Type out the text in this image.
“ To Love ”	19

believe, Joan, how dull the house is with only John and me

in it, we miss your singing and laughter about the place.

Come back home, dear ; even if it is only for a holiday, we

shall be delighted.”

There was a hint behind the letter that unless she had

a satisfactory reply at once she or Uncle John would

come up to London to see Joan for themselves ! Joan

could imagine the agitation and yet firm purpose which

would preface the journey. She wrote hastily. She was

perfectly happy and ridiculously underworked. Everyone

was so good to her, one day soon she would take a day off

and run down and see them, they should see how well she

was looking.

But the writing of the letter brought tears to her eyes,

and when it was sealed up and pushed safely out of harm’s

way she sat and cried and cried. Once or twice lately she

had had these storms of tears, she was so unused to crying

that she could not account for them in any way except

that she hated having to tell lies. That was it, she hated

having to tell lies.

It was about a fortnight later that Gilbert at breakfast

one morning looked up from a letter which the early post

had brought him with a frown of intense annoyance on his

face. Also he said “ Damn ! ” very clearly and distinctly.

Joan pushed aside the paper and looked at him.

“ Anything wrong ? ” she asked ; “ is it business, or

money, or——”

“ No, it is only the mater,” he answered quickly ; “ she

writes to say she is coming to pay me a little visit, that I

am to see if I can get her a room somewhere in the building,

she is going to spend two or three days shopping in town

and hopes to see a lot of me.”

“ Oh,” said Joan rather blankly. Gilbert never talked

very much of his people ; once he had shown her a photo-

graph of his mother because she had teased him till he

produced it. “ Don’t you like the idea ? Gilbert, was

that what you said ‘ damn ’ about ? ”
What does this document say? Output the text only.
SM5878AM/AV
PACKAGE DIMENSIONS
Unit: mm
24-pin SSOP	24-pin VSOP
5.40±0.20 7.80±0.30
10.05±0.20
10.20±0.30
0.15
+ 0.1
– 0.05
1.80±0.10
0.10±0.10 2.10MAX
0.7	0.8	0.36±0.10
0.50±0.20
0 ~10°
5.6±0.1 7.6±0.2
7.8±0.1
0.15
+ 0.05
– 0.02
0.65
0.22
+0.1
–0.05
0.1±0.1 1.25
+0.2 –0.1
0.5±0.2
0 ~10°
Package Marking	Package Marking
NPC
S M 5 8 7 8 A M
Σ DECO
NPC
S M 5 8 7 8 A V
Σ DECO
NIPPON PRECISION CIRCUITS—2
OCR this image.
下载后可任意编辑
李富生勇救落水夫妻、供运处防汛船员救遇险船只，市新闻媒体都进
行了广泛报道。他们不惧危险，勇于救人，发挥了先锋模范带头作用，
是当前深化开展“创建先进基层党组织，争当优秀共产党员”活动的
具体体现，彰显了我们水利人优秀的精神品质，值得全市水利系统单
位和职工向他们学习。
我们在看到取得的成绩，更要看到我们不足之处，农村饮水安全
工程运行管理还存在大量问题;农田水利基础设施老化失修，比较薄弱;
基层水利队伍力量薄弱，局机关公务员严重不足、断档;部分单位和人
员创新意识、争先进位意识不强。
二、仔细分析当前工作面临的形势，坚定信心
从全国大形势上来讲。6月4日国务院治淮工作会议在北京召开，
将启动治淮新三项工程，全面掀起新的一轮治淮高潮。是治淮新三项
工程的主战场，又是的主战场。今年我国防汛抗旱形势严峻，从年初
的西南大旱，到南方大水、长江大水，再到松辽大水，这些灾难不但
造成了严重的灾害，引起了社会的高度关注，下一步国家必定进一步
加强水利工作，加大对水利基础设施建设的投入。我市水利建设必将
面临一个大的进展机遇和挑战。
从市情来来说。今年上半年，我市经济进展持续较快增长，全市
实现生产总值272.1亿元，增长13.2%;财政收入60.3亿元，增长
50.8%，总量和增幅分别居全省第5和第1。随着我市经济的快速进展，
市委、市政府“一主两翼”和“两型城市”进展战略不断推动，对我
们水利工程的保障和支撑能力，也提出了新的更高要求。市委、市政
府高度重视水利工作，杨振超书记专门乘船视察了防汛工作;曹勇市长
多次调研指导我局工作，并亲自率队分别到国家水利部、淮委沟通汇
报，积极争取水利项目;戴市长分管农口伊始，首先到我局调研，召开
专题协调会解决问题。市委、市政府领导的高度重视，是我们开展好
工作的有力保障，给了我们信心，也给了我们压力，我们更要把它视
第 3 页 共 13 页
════════
* _REQUIRED TASK_
Copy down the material exactly as written.

* _EXERCISE OUTPUT_
Type out the text in this image.
“ To Love ”	19

believe, Joan, how dull the house is with only John and me

in it, we miss your singing and laughter about the place.

Come back home, dear ; even if it is only for a holiday, we

shall be delighted.”

There was a hint behind the letter that unless she had

a satisfactory reply at once she or Uncle John would

come up to London to see Joan for themselves ! Joan

could imagine the agitation and yet firm purpose which

would preface the journey. She wrote hastily. She was

perfectly happy and ridiculously underworked. Everyone

was so good to her, one day soon she would take a day off

and run down and see them, they should see how well she

was looking.

But the writing of the letter brought tears to her eyes,

and when it was sealed up and pushed safely out of harm’s

way she sat and cried and cried. Once or twice lately she

had had these storms of tears, she was so unused to crying

that she could not account for them in any way except

that she hated having to tell lies. That was it, she hated

having to tell lies.

It was about a fortnight later that Gilbert at breakfast

one morning looked up from a letter which the early post

had brought him with a frown of intense annoyance on his

face. Also he said “ Damn ! ” very clearly and distinctly.

Joan pushed aside the paper and looked at him.

“ Anything wrong ? ” she asked ; “ is it business, or

money, or——”

“ No, it is only the mater,” he answered quickly ; “ she

writes to say she is coming to pay me a little visit, that I

am to see if I can get her a room somewhere in the building,

she is going to spend two or three days shopping in town

and hopes to see a lot of me.”

“ Oh,” said Joan rather blankly. Gilbert never talked

very much of his people ; once he had shown her a photo-

graph of his mother because she had teased him till he

produced it. “ Don’t you like the idea ? Gilbert, was

that what you said ‘ damn ’ about ? ”
What does this document say? Output the text only.
SM5878AM/AV
PACKAGE DIMENSIONS
Unit: mm
24-pin SSOP	24-pin VSOP
5.40±0.20 7.80±0.30
10.05±0.20
10.20±0.30
0.15
+ 0.1
– 0.05
1.80±0.10
0.10±0.10 2.10MAX
0.7	0.8	0.36±0.10
0.50±0.20
0 ~10°
5.6±0.1 7.6±0.2
7.8±0.1
0.15
+ 0.05
– 0.02
0.65
0.22
+0.1
–0.05
0.1±0.1 1.25
+0.2 –0.1
0.5±0.2
0 ~10°
Package Marking	Package Marking
NPC
S M 5 8 7 8 A M
Σ DECO
NPC
S M 5 8 7 8 A V
Σ DECO
NIPPON PRECISION CIRCUITS—2
OCR this image.
下载后可任意编辑
李富生勇救落水夫妻、供运处防汛船员救遇险船只，市新闻媒体都进
行了广泛报道。他们不惧危险，勇于救人，发挥了先锋模范带头作用，
是当前深化开展“创建先进基层党组织，争当优秀共产党员”活动的
具体体现，彰显了我们水利人优秀的精神品质，值得全市水利系统单
位和职工向他们学习。
我们在看到取得的成绩，更要看到我们不足之处，农村饮水安全
工程运行管理还存在大量问题;农田水利基础设施老化失修，比较薄弱;
基层水利队伍力量薄弱，局机关公务员严重不足、断档;部分单位和人
员创新意识、争先进位意识不强。
二、仔细分析当前工作面临的形势，坚定信心
从全国大形势上来讲。6月4日国务院治淮工作会议在北京召开，
将启动治淮新三项工程，全面掀起新的一轮治淮高潮。是治淮新三项
工程的主战场，又是的主战场。今年我国防汛抗旱形势严峻，从年初
的西南大旱，到南方大水、长江大水，再到松辽大水，这些灾难不但
造成了严重的灾害，引起了社会的高度关注，下一步国家必定进一步
加强水利工作，加大对水利基础设施建设的投入。我市水利建设必将
面临一个大的进展机遇和挑战。
从市情来来说。今年上半年，我市经济进展持续较快增长，全市
实现生产总值272.1亿元，增长13.2%;财政收入60.3亿元，增长
50.8%，总量和增幅分别居全省第5和第1。随着我市经济的快速进展，
市委、市政府“一主两翼”和“两型城市”进展战略不断推动，对我
们水利工程的保障和支撑能力，也提出了新的更高要求。市委、市政
府高度重视水利工作，杨振超书记专门乘船视察了防汛工作;曹勇市长
多次调研指导我局工作，并亲自率队分别到国家水利部、淮委沟通汇
报，积极争取水利项目;戴市长分管农口伊始，首先到我局调研，召开
专题协调会解决问题。市委、市政府领导的高度重视，是我们开展好
工作的有力保障，给了我们信心，也给了我们压力，我们更要把它视
第 3 页 共 13 页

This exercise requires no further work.